> EXERCISE
The records below are to be copied word for word, with every picture left out.

___ DATA FOR THIS TASK

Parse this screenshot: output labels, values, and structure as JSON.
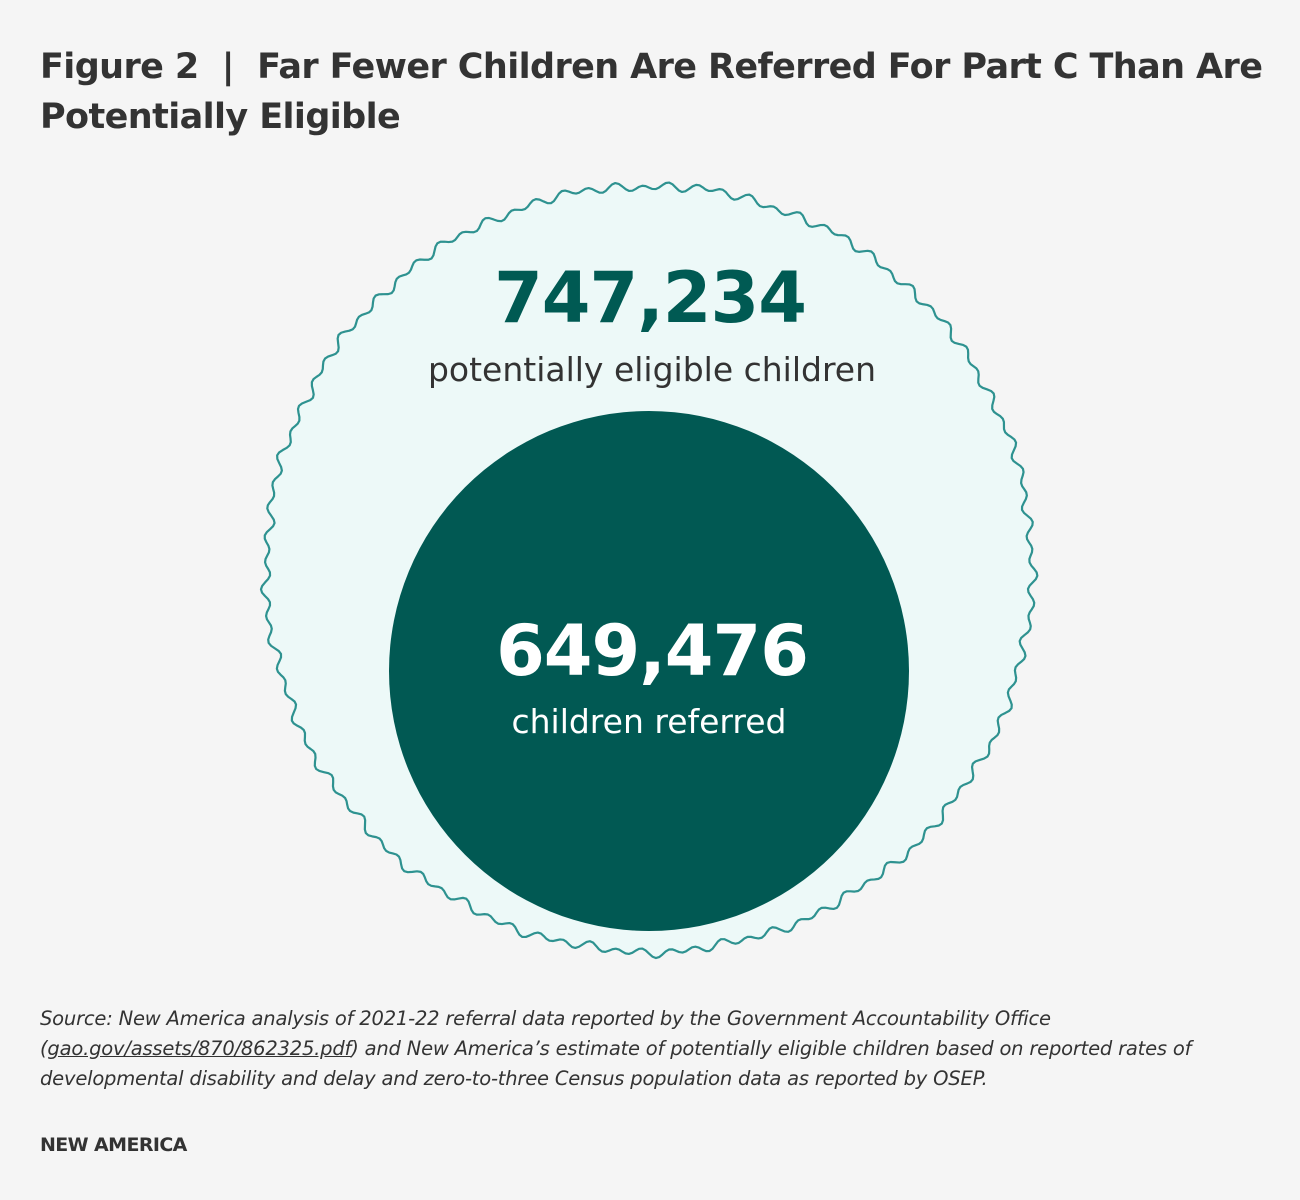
{
  "title": "Figure 2  |  Far Fewer Children Are Referred For Part C Than Are Potentially Eligible",
  "source": {
    "prefix": "Source: New America analysis of 2021-22 referral data reported by the Government Accountability Office (",
    "link": "gao.gov/assets/870/862325.pdf",
    "suffix": ") and New America’s estimate of potentially eligible children based on reported rates of developmental disability and delay and zero-to-three Census population data as reported by OSEP."
  },
  "brand": "NEW AMERICA",
  "colors": {
    "outer_fill": "#edf9f8",
    "outer_stroke": "#2e9290",
    "inner_fill": "#015953",
    "outer_value_text": "#005a53",
    "outer_label_text": "#333333",
    "inner_text": "#ffffff"
  },
  "chart_data": {
    "type": "nested-circle",
    "series": [
      {
        "value_label": "747,234",
        "value": 747234,
        "label": "potentially eligible children"
      },
      {
        "value_label": "649,476",
        "value": 649476,
        "label": "children referred"
      }
    ]
  }
}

______

> EXERCISE OUTPUT
Parse this screenshot: output labels, values, and structure as JSON.
{
  "title": "Figure 2  |  Far Fewer Children Are Referred For Part C Than Are Potentially Eligible",
  "source": {
    "prefix": "Source: New America analysis of 2021-22 referral data reported by the Government Accountability Office (",
    "link": "gao.gov/assets/870/862325.pdf",
    "suffix": ") and New America’s estimate of potentially eligible children based on reported rates of developmental disability and delay and zero-to-three Census population data as reported by OSEP."
  },
  "brand": "NEW AMERICA",
  "colors": {
    "outer_fill": "#edf9f8",
    "outer_stroke": "#2e9290",
    "inner_fill": "#015953",
    "outer_value_text": "#005a53",
    "outer_label_text": "#333333",
    "inner_text": "#ffffff"
  },
  "chart_data": {
    "type": "nested-circle",
    "series": [
      {
        "value_label": "747,234",
        "value": 747234,
        "label": "potentially eligible children"
      },
      {
        "value_label": "649,476",
        "value": 649476,
        "label": "children referred"
      }
    ]
  }
}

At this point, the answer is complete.